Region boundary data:
————————

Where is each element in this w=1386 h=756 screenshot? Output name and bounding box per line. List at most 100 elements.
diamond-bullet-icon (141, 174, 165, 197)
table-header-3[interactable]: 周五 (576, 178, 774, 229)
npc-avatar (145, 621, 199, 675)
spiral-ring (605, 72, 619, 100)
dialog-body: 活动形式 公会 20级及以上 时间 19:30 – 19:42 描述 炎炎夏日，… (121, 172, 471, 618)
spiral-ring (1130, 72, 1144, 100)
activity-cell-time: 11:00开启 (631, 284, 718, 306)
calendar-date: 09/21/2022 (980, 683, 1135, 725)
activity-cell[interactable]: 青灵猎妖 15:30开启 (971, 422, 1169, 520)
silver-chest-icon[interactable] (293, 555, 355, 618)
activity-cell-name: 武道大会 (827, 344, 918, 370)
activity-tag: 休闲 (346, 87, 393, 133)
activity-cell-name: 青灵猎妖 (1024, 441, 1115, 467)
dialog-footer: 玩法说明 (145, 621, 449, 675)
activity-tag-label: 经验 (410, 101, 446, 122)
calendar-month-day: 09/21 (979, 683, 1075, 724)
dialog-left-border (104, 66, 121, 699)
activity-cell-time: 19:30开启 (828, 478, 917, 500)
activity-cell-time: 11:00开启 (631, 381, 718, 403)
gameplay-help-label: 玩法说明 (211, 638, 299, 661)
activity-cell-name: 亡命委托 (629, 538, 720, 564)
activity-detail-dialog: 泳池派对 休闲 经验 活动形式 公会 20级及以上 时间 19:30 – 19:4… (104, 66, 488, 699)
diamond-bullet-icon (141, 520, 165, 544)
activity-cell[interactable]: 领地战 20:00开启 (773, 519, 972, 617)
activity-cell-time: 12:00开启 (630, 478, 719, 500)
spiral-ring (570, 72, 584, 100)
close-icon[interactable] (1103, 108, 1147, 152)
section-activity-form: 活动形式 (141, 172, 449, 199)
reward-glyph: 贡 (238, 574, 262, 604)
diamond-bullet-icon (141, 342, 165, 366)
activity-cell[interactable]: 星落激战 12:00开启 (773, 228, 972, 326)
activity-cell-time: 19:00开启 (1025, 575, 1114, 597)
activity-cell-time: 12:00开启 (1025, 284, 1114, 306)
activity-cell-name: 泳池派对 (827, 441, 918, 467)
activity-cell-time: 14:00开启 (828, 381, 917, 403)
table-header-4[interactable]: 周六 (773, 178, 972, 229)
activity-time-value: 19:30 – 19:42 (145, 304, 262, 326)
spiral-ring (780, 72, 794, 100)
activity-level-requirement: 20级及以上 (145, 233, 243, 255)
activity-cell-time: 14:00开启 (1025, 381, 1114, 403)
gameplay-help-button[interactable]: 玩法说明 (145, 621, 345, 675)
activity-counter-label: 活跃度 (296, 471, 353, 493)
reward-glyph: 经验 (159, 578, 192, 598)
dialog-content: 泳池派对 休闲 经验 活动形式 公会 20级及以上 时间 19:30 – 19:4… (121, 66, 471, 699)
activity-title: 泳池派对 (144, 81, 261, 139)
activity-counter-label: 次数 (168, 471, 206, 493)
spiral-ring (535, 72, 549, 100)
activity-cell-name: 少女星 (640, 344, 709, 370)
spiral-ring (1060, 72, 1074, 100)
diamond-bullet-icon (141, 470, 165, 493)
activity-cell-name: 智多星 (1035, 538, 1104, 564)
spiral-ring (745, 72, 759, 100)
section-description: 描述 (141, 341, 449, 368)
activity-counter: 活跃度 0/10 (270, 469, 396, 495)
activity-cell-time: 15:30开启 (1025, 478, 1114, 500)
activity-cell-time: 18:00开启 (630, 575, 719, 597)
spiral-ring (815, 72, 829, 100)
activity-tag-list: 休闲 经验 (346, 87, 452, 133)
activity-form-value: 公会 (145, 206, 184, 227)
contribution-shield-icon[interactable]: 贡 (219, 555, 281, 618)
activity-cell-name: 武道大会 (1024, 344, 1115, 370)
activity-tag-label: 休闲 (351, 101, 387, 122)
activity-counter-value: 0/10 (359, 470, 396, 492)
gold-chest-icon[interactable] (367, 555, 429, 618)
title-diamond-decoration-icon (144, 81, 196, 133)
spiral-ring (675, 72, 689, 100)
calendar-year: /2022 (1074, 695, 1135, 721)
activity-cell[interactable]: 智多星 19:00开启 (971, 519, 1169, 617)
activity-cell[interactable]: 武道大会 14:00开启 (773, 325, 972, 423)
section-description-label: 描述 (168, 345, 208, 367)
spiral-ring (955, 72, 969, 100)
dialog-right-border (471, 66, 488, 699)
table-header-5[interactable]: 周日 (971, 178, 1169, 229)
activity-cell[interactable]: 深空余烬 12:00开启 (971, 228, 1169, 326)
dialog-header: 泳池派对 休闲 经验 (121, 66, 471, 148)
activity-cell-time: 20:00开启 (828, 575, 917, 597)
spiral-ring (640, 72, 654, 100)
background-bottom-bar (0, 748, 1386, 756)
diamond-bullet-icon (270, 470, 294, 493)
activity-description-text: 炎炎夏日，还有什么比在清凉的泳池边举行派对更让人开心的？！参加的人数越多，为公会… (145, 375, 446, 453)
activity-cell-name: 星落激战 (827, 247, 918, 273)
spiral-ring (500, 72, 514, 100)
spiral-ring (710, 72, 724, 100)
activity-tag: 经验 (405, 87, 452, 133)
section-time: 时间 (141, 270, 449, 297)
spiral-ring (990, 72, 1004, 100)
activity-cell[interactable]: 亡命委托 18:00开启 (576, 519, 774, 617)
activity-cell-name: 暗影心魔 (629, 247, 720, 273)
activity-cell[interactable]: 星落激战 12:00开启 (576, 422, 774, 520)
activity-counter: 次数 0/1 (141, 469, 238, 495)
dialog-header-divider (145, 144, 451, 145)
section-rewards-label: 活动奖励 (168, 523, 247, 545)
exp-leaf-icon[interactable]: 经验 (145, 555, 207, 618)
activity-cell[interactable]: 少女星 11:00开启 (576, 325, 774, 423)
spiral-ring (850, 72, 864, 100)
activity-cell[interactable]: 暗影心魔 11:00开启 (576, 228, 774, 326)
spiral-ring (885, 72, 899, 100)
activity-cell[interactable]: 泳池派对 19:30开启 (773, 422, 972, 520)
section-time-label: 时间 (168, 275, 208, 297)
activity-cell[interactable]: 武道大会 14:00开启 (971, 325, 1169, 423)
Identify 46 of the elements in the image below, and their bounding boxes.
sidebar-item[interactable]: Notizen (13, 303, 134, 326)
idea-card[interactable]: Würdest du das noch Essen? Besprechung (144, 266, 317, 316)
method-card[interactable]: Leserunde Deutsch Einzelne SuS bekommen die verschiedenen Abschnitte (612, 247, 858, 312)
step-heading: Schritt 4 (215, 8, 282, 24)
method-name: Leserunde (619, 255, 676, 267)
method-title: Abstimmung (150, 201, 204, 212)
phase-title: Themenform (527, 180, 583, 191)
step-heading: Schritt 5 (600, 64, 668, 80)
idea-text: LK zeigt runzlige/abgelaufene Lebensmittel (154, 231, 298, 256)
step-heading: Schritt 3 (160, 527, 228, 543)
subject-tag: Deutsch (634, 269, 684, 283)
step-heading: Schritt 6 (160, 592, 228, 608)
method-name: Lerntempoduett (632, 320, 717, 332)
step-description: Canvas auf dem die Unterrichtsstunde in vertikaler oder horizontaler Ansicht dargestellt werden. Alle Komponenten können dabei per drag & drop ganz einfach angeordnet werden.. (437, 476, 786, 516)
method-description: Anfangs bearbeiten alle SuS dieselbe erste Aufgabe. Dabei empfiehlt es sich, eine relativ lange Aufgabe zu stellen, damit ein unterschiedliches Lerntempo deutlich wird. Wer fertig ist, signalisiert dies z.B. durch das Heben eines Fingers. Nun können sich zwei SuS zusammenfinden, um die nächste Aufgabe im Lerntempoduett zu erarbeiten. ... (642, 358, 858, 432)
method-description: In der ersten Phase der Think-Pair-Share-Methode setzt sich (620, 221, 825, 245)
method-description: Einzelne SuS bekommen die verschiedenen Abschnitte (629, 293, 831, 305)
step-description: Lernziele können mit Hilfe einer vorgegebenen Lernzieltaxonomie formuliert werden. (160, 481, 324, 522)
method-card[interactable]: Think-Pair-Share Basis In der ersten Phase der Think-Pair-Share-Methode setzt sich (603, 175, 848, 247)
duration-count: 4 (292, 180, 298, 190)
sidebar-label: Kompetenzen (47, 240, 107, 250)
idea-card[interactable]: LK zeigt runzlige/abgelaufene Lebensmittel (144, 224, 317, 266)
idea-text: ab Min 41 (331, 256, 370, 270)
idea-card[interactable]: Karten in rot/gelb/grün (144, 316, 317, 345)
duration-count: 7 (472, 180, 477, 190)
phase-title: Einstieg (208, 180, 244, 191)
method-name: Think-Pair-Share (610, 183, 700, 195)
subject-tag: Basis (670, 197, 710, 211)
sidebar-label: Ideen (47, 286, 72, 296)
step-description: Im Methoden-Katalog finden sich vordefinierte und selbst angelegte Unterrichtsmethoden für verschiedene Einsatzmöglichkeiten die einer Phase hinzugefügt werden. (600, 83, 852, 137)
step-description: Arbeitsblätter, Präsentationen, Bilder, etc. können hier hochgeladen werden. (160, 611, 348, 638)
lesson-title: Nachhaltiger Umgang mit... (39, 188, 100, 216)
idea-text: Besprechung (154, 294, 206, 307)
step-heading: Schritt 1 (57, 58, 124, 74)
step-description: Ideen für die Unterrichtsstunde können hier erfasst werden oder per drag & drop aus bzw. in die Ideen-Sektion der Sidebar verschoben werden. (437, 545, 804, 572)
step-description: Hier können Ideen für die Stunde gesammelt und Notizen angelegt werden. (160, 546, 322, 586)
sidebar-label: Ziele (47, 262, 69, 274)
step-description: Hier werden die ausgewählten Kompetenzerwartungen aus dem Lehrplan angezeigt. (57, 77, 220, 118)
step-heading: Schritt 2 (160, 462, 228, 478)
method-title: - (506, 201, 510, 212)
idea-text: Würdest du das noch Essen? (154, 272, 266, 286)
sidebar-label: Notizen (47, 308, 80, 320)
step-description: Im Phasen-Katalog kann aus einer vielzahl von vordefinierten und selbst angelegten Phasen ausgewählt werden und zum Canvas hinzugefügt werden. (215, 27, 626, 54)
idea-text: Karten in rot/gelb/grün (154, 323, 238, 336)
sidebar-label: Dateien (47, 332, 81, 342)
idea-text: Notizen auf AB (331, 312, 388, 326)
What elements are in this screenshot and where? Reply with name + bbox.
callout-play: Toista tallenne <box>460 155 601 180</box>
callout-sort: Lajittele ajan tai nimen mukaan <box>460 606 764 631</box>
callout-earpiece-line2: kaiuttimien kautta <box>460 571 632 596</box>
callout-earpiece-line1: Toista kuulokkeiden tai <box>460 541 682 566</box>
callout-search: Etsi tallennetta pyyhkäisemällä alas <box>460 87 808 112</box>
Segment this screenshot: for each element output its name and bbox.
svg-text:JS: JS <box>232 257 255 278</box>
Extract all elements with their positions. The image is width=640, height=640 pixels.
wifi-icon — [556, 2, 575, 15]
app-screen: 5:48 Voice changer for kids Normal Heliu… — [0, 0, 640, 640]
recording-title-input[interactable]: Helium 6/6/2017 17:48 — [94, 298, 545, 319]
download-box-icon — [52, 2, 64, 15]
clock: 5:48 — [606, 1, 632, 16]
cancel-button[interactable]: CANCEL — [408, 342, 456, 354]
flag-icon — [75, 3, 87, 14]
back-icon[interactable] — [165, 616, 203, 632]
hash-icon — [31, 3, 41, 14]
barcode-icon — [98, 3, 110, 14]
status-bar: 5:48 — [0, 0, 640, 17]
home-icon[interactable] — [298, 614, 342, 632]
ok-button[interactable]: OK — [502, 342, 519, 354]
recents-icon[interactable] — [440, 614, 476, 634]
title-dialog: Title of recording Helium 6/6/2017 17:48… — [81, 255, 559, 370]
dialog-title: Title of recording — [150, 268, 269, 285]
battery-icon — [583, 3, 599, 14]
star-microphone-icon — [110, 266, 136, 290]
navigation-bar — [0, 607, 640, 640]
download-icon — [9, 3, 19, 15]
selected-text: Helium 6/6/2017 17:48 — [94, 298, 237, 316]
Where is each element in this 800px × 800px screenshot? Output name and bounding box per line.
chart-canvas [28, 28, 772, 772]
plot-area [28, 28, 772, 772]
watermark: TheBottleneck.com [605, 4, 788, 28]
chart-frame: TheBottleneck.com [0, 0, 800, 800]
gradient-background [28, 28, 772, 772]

————————

- [WORK TO DO]: Update everything from the start of the material down to the line containing "silver-chest-icon[interactable] (293, 555, 355, 618)", replacing "spiral-ring" with "binding-ring" and keeping every other part unchanged.

- [SOLVED PROBLEM]:
Where is each element in this w=1386 h=756 screenshot? Output name and bounding box per line. List at most 100 elements.
diamond-bullet-icon (141, 174, 165, 197)
table-header-3[interactable]: 周五 (576, 178, 774, 229)
npc-avatar (145, 621, 199, 675)
binding-ring (605, 72, 619, 100)
dialog-body: 活动形式 公会 20级及以上 时间 19:30 – 19:42 描述 炎炎夏日，… (121, 172, 471, 618)
binding-ring (1130, 72, 1144, 100)
activity-cell-time: 11:00开启 (631, 284, 718, 306)
calendar-date: 09/21/2022 (980, 683, 1135, 725)
activity-cell[interactable]: 青灵猎妖 15:30开启 (971, 422, 1169, 520)
silver-chest-icon[interactable] (293, 555, 355, 618)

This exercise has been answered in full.